Written instruction.
In the entries, find all lines that hold the word "menos" and copy them.

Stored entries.
□ □ □ □ □ □ □
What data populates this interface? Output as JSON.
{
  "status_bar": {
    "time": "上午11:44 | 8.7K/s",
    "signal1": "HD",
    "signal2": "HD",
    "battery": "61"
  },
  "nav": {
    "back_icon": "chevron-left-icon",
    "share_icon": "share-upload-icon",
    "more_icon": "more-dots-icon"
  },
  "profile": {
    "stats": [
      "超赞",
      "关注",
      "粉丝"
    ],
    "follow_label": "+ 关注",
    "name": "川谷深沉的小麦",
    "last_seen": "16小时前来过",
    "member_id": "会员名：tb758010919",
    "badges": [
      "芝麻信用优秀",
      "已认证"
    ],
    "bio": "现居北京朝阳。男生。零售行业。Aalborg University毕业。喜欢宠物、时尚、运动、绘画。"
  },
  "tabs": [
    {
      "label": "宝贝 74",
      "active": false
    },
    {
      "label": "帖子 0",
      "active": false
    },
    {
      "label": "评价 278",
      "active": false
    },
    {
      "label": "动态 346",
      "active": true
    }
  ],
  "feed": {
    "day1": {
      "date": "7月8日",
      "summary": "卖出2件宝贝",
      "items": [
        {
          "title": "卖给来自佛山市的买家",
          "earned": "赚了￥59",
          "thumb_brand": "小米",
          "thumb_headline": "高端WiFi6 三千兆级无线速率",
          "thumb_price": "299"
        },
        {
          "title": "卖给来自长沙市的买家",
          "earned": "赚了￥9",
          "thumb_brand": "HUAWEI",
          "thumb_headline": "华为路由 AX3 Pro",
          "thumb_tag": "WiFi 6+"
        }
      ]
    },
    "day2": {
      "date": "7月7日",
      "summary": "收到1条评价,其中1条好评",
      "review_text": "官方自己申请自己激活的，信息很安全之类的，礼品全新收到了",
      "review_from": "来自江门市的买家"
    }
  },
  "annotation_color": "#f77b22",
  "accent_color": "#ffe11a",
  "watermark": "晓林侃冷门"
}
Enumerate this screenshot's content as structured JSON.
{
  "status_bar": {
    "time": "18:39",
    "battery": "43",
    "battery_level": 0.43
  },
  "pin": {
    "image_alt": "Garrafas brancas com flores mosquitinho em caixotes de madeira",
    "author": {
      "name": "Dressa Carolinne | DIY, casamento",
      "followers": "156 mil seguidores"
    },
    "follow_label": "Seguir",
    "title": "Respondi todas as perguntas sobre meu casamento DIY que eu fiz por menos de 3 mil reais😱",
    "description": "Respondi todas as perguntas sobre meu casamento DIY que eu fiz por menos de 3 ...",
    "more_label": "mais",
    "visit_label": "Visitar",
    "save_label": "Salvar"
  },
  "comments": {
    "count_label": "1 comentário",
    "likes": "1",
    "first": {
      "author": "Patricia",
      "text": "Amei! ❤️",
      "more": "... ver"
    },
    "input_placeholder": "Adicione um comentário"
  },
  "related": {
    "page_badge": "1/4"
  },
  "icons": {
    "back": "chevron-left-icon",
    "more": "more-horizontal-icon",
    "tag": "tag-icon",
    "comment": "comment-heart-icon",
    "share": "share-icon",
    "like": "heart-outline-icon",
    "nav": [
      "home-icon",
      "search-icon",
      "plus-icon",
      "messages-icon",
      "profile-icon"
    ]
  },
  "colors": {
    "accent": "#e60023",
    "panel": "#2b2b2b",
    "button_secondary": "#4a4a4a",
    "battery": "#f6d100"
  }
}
□ □ □ □ □ □ □
Reply.
    "title": "Respondi todas as perguntas sobre meu casamento DIY que eu fiz por menos de 3 mil reais😱",
    "description": "Respondi todas as perguntas sobre meu casamento DIY que eu fiz por menos de 3 ...",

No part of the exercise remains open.